PROMPT: Copy out the records below, substituting "right-y-tick-label" for every "y2-tick-label" and leaving everything else as it is. Leave the pictures out of your copy.

Bounding box annotations:
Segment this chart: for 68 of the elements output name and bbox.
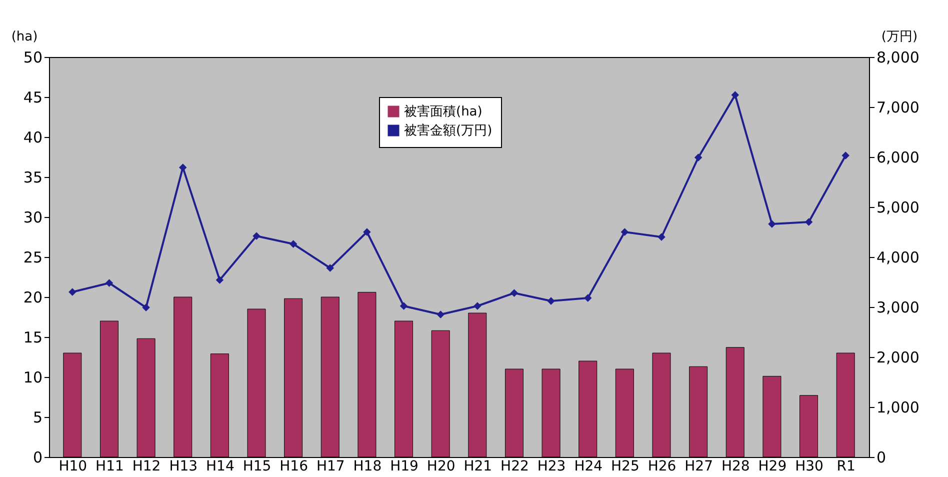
point bbox=[178, 164, 187, 172]
x-tick-label: H30 bbox=[795, 458, 824, 474]
y2-tick-label: 0 bbox=[876, 448, 886, 466]
point bbox=[326, 264, 334, 272]
legend-label: 被害金額(万円) bbox=[404, 122, 492, 138]
point bbox=[252, 232, 260, 240]
y2-tick-label: 4,000 bbox=[876, 248, 920, 266]
y-tick-label: 0 bbox=[32, 448, 42, 466]
point bbox=[731, 91, 740, 99]
x-tick-label: H26 bbox=[648, 458, 676, 474]
point bbox=[547, 297, 555, 305]
point bbox=[216, 276, 224, 284]
legend-label: 被害面積(ha) bbox=[404, 104, 482, 120]
point bbox=[768, 220, 776, 228]
x-tick-label: H16 bbox=[280, 458, 308, 474]
y-tick-label: 25 bbox=[23, 248, 42, 266]
x-tick-label: H22 bbox=[500, 458, 529, 474]
y2-tick-label: 5,000 bbox=[876, 198, 920, 216]
point bbox=[68, 288, 76, 296]
x-tick-label: H21 bbox=[464, 458, 492, 474]
point bbox=[400, 302, 408, 310]
point bbox=[584, 294, 592, 302]
y2-tick-label: 8,000 bbox=[876, 48, 920, 66]
y-tick-label: 20 bbox=[23, 288, 42, 306]
y-tick-label: 30 bbox=[23, 208, 42, 226]
y2-tick-label: 1,000 bbox=[876, 398, 920, 416]
y2-tick-label: 6,000 bbox=[876, 148, 920, 166]
x-tick-label: H28 bbox=[721, 458, 750, 474]
x-tick-label: H15 bbox=[242, 458, 272, 474]
x-tick-label: H18 bbox=[353, 458, 382, 474]
x-tick-label: H11 bbox=[96, 458, 124, 474]
point bbox=[694, 154, 702, 162]
x-tick-label: H19 bbox=[390, 458, 418, 474]
y2-tick-label: 7,000 bbox=[876, 98, 920, 116]
x-tick-label: H29 bbox=[758, 458, 787, 474]
point bbox=[510, 289, 518, 297]
point bbox=[105, 279, 114, 287]
y2-tick-label: 3,000 bbox=[876, 298, 920, 316]
y2-tick-label: 2,000 bbox=[876, 348, 920, 366]
x-tick-label: H10 bbox=[58, 458, 88, 474]
x-tick-label: H25 bbox=[611, 458, 640, 474]
y2-axis-title: (万円) bbox=[881, 30, 918, 44]
y-tick-label: 50 bbox=[23, 48, 42, 66]
y-tick-label: 40 bbox=[23, 128, 42, 146]
x-tick-label: H12 bbox=[132, 458, 161, 474]
x-tick-label: H13 bbox=[169, 458, 198, 474]
y-tick-label: 5 bbox=[32, 408, 42, 426]
point bbox=[436, 310, 444, 318]
point bbox=[363, 228, 371, 236]
x-tick-label: H27 bbox=[684, 458, 713, 474]
point bbox=[804, 218, 813, 226]
point bbox=[289, 240, 298, 248]
point bbox=[842, 152, 850, 160]
point bbox=[620, 228, 629, 236]
point bbox=[474, 302, 482, 310]
x-tick-label: H17 bbox=[316, 458, 345, 474]
x-tick-label: H20 bbox=[426, 458, 456, 474]
y-tick-label: 10 bbox=[23, 368, 42, 386]
x-tick-label: H14 bbox=[206, 458, 234, 474]
y-tick-label: 15 bbox=[23, 328, 42, 346]
point bbox=[142, 304, 150, 312]
x-tick-label: H23 bbox=[537, 458, 566, 474]
x-tick-label: R1 bbox=[836, 458, 856, 474]
x-tick-label: H24 bbox=[574, 458, 603, 474]
point bbox=[658, 233, 666, 241]
y-tick-label: 35 bbox=[23, 168, 42, 186]
y-tick-label: 45 bbox=[23, 88, 42, 106]
y-axis-title: (ha) bbox=[11, 30, 38, 44]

FINAL RESULT:
Segment this chart: for 68 of the elements output name and bbox.
point bbox=[178, 164, 187, 172]
x-tick-label: H30 bbox=[795, 458, 824, 474]
right-y-tick-label: 0 bbox=[876, 448, 886, 466]
point bbox=[326, 264, 334, 272]
legend-label: 被害金額(万円) bbox=[404, 122, 492, 138]
point bbox=[252, 232, 260, 240]
right-y-tick-label: 4,000 bbox=[876, 248, 920, 266]
y-tick-label: 0 bbox=[32, 448, 42, 466]
point bbox=[731, 91, 740, 99]
x-tick-label: H26 bbox=[648, 458, 676, 474]
point bbox=[547, 297, 555, 305]
point bbox=[216, 276, 224, 284]
legend-label: 被害面積(ha) bbox=[404, 104, 482, 120]
point bbox=[768, 220, 776, 228]
x-tick-label: H16 bbox=[280, 458, 308, 474]
y-tick-label: 25 bbox=[23, 248, 42, 266]
x-tick-label: H22 bbox=[500, 458, 529, 474]
right-y-tick-label: 5,000 bbox=[876, 198, 920, 216]
point bbox=[68, 288, 76, 296]
x-tick-label: H21 bbox=[464, 458, 492, 474]
point bbox=[400, 302, 408, 310]
point bbox=[584, 294, 592, 302]
right-y-tick-label: 8,000 bbox=[876, 48, 920, 66]
y-tick-label: 20 bbox=[23, 288, 42, 306]
y-tick-label: 30 bbox=[23, 208, 42, 226]
right-y-tick-label: 1,000 bbox=[876, 398, 920, 416]
right-y-tick-label: 6,000 bbox=[876, 148, 920, 166]
x-tick-label: H28 bbox=[721, 458, 750, 474]
x-tick-label: H15 bbox=[242, 458, 272, 474]
x-tick-label: H18 bbox=[353, 458, 382, 474]
x-tick-label: H11 bbox=[96, 458, 124, 474]
point bbox=[694, 154, 702, 162]
x-tick-label: H19 bbox=[390, 458, 418, 474]
right-y-tick-label: 7,000 bbox=[876, 98, 920, 116]
x-tick-label: H29 bbox=[758, 458, 787, 474]
point bbox=[510, 289, 518, 297]
point bbox=[105, 279, 114, 287]
right-y-tick-label: 3,000 bbox=[876, 298, 920, 316]
right-y-tick-label: 2,000 bbox=[876, 348, 920, 366]
x-tick-label: H10 bbox=[58, 458, 88, 474]
x-tick-label: H25 bbox=[611, 458, 640, 474]
y2-axis-title: (万円) bbox=[881, 30, 918, 44]
y-tick-label: 50 bbox=[23, 48, 42, 66]
y-tick-label: 40 bbox=[23, 128, 42, 146]
x-tick-label: H12 bbox=[132, 458, 161, 474]
x-tick-label: H13 bbox=[169, 458, 198, 474]
y-tick-label: 5 bbox=[32, 408, 42, 426]
point bbox=[436, 310, 444, 318]
point bbox=[363, 228, 371, 236]
x-tick-label: H27 bbox=[684, 458, 713, 474]
point bbox=[804, 218, 813, 226]
point bbox=[289, 240, 298, 248]
point bbox=[842, 152, 850, 160]
point bbox=[620, 228, 629, 236]
point bbox=[474, 302, 482, 310]
x-tick-label: H17 bbox=[316, 458, 345, 474]
x-tick-label: H20 bbox=[426, 458, 456, 474]
y-tick-label: 10 bbox=[23, 368, 42, 386]
x-tick-label: H14 bbox=[206, 458, 234, 474]
y-tick-label: 15 bbox=[23, 328, 42, 346]
point bbox=[142, 304, 150, 312]
x-tick-label: H23 bbox=[537, 458, 566, 474]
x-tick-label: R1 bbox=[836, 458, 856, 474]
x-tick-label: H24 bbox=[574, 458, 603, 474]
point bbox=[658, 233, 666, 241]
y-tick-label: 35 bbox=[23, 168, 42, 186]
y-tick-label: 45 bbox=[23, 88, 42, 106]
y-axis-title: (ha) bbox=[11, 30, 38, 44]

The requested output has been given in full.